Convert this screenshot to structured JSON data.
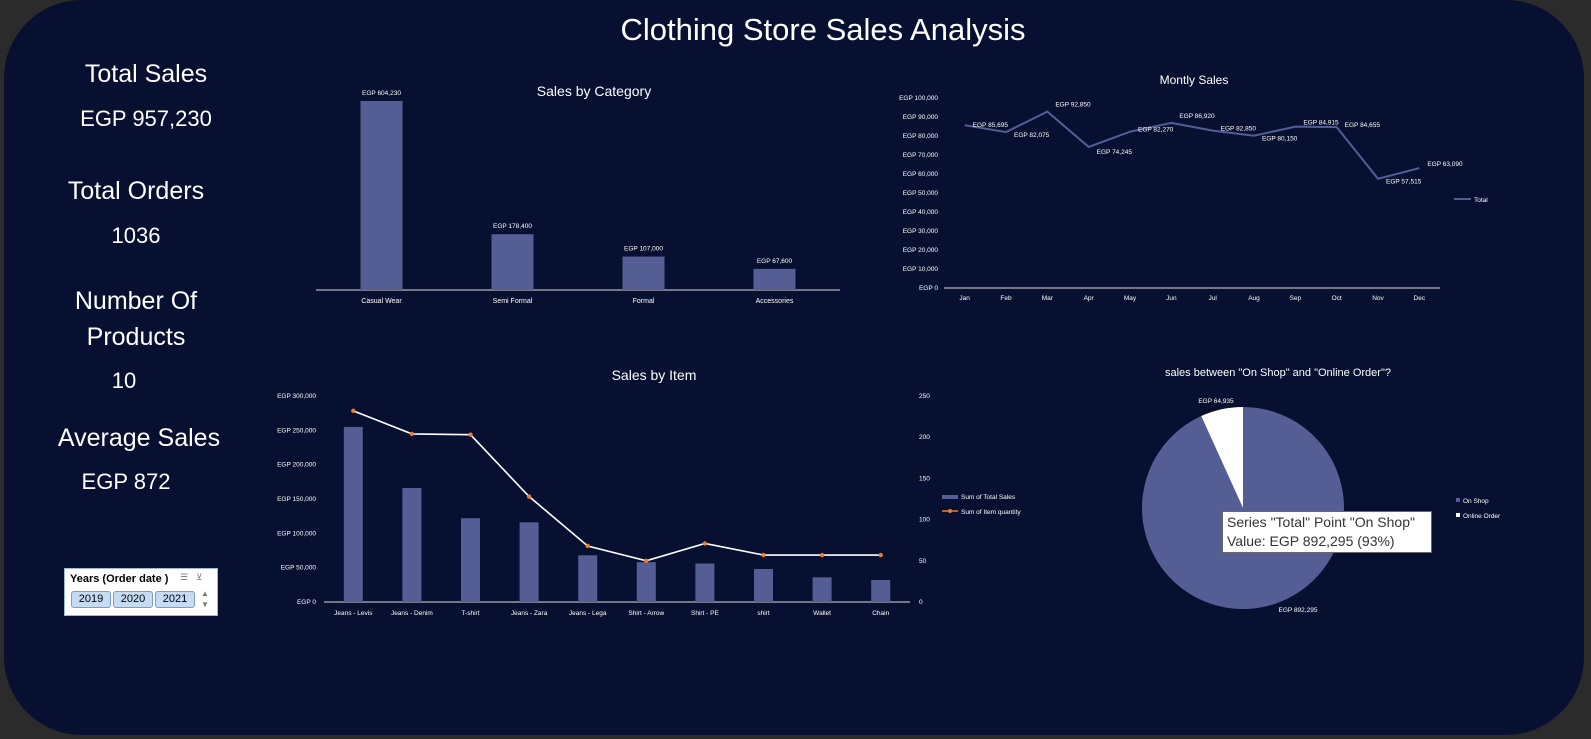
{
  "title": "Clothing Store Sales Analysis",
  "kpis": [
    {
      "label": "Total Sales",
      "value": "EGP 957,230"
    },
    {
      "label": "Total Orders",
      "value": "1036"
    },
    {
      "label_line1": "Number Of",
      "label_line2": "Products",
      "value": "10"
    },
    {
      "label": "Average Sales",
      "value": "EGP 872"
    }
  ],
  "slicer": {
    "header": "Years (Order date )",
    "options": [
      "2019",
      "2020",
      "2021"
    ]
  },
  "tooltip": {
    "line1": "Series \"Total\" Point \"On Shop\"",
    "line2": "Value: EGP 892,295 (93%)"
  },
  "colors": {
    "bar": "#545e95",
    "background": "#071030",
    "line": "#ffffff",
    "marker": "#ed7d31"
  },
  "chart_data": [
    {
      "type": "bar",
      "title": "Sales by Category",
      "categories": [
        "Casual Wear",
        "Semi Formal",
        "Formal",
        "Accessories"
      ],
      "values": [
        604230,
        178400,
        107000,
        67600
      ],
      "labels": [
        "EGP 604,230",
        "EGP 178,400",
        "EGP 107,000",
        "EGP 67,600"
      ]
    },
    {
      "type": "line",
      "title": "Montly Sales",
      "categories": [
        "Jan",
        "Feb",
        "Mar",
        "Apr",
        "May",
        "Jun",
        "Jul",
        "Aug",
        "Sep",
        "Oct",
        "Nov",
        "Dec"
      ],
      "series": [
        {
          "name": "Total",
          "values": [
            85695,
            82075,
            92850,
            74245,
            82270,
            86920,
            82850,
            80150,
            84915,
            84655,
            57515,
            63090
          ]
        }
      ],
      "labels": [
        "EGP 85,695",
        "EGP 82,075",
        "EGP 92,850",
        "EGP 74,245",
        "EGP 82,270",
        "EGP 86,920",
        "EGP 82,850",
        "EGP 80,150",
        "EGP 84,915",
        "EGP 84,655",
        "EGP 57,515",
        "EGP 63,090"
      ],
      "ylim": [
        0,
        100000
      ],
      "yticks": [
        "EGP 0",
        "EGP 10,000",
        "EGP 20,000",
        "EGP 30,000",
        "EGP 40,000",
        "EGP 50,000",
        "EGP 60,000",
        "EGP 70,000",
        "EGP 80,000",
        "EGP 90,000",
        "EGP 100,000"
      ],
      "legend": "right"
    },
    {
      "type": "bar",
      "title": "Sales by Item",
      "categories": [
        "Jeans - Levis",
        "Jeans - Denim",
        "T-shirt",
        "Jeans - Zara",
        "Jeans - Lega",
        "Shirt - Arrow",
        "Shirt - PE",
        "shirt",
        "Wallet",
        "Chain"
      ],
      "series": [
        {
          "name": "Sum of Total Sales",
          "values": [
            255000,
            166000,
            122000,
            116000,
            68000,
            58000,
            56000,
            48000,
            36000,
            32000
          ],
          "axis": "left"
        },
        {
          "name": "Sum of Item quantity",
          "values": [
            232,
            204,
            203,
            128,
            68,
            50,
            71,
            57,
            57,
            57
          ],
          "axis": "right",
          "type": "line"
        }
      ],
      "ylim": [
        0,
        300000
      ],
      "yticks": [
        "EGP 0",
        "EGP 50,000",
        "EGP 100,000",
        "EGP 150,000",
        "EGP 200,000",
        "EGP 250,000",
        "EGP 300,000"
      ],
      "y2lim": [
        0,
        250
      ],
      "y2ticks": [
        "0",
        "50",
        "100",
        "150",
        "200",
        "250"
      ],
      "legend": "right"
    },
    {
      "type": "pie",
      "title": "sales between \"On Shop\" and \"Online Order\"?",
      "categories": [
        "On Shop",
        "Online Order"
      ],
      "values": [
        892295,
        64935
      ],
      "labels": [
        "EGP 892,295",
        "EGP 64,935"
      ],
      "legend": "right"
    }
  ]
}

:: WHAT TO DO ::
Without including the pictures, reproduce all entries exactly.

:: THE OUTPUT ::
Convert this screenshot to structured JSON data.
{
  "title": "Clothing Store Sales Analysis",
  "kpis": [
    {
      "label": "Total Sales",
      "value": "EGP 957,230"
    },
    {
      "label": "Total Orders",
      "value": "1036"
    },
    {
      "label_line1": "Number Of",
      "label_line2": "Products",
      "value": "10"
    },
    {
      "label": "Average Sales",
      "value": "EGP 872"
    }
  ],
  "slicer": {
    "header": "Years (Order date )",
    "options": [
      "2019",
      "2020",
      "2021"
    ]
  },
  "tooltip": {
    "line1": "Series \"Total\" Point \"On Shop\"",
    "line2": "Value: EGP 892,295 (93%)"
  },
  "colors": {
    "bar": "#545e95",
    "background": "#071030",
    "line": "#ffffff",
    "marker": "#ed7d31"
  },
  "chart_data": [
    {
      "type": "bar",
      "title": "Sales by Category",
      "categories": [
        "Casual Wear",
        "Semi Formal",
        "Formal",
        "Accessories"
      ],
      "values": [
        604230,
        178400,
        107000,
        67600
      ],
      "labels": [
        "EGP 604,230",
        "EGP 178,400",
        "EGP 107,000",
        "EGP 67,600"
      ]
    },
    {
      "type": "line",
      "title": "Montly Sales",
      "categories": [
        "Jan",
        "Feb",
        "Mar",
        "Apr",
        "May",
        "Jun",
        "Jul",
        "Aug",
        "Sep",
        "Oct",
        "Nov",
        "Dec"
      ],
      "series": [
        {
          "name": "Total",
          "values": [
            85695,
            82075,
            92850,
            74245,
            82270,
            86920,
            82850,
            80150,
            84915,
            84655,
            57515,
            63090
          ]
        }
      ],
      "labels": [
        "EGP 85,695",
        "EGP 82,075",
        "EGP 92,850",
        "EGP 74,245",
        "EGP 82,270",
        "EGP 86,920",
        "EGP 82,850",
        "EGP 80,150",
        "EGP 84,915",
        "EGP 84,655",
        "EGP 57,515",
        "EGP 63,090"
      ],
      "ylim": [
        0,
        100000
      ],
      "yticks": [
        "EGP 0",
        "EGP 10,000",
        "EGP 20,000",
        "EGP 30,000",
        "EGP 40,000",
        "EGP 50,000",
        "EGP 60,000",
        "EGP 70,000",
        "EGP 80,000",
        "EGP 90,000",
        "EGP 100,000"
      ],
      "legend": "right"
    },
    {
      "type": "bar",
      "title": "Sales by Item",
      "categories": [
        "Jeans - Levis",
        "Jeans - Denim",
        "T-shirt",
        "Jeans - Zara",
        "Jeans - Lega",
        "Shirt - Arrow",
        "Shirt - PE",
        "shirt",
        "Wallet",
        "Chain"
      ],
      "series": [
        {
          "name": "Sum of Total Sales",
          "values": [
            255000,
            166000,
            122000,
            116000,
            68000,
            58000,
            56000,
            48000,
            36000,
            32000
          ],
          "axis": "left"
        },
        {
          "name": "Sum of Item quantity",
          "values": [
            232,
            204,
            203,
            128,
            68,
            50,
            71,
            57,
            57,
            57
          ],
          "axis": "right",
          "type": "line"
        }
      ],
      "ylim": [
        0,
        300000
      ],
      "yticks": [
        "EGP 0",
        "EGP 50,000",
        "EGP 100,000",
        "EGP 150,000",
        "EGP 200,000",
        "EGP 250,000",
        "EGP 300,000"
      ],
      "y2lim": [
        0,
        250
      ],
      "y2ticks": [
        "0",
        "50",
        "100",
        "150",
        "200",
        "250"
      ],
      "legend": "right"
    },
    {
      "type": "pie",
      "title": "sales between \"On Shop\" and \"Online Order\"?",
      "categories": [
        "On Shop",
        "Online Order"
      ],
      "values": [
        892295,
        64935
      ],
      "labels": [
        "EGP 892,295",
        "EGP 64,935"
      ],
      "legend": "right"
    }
  ]
}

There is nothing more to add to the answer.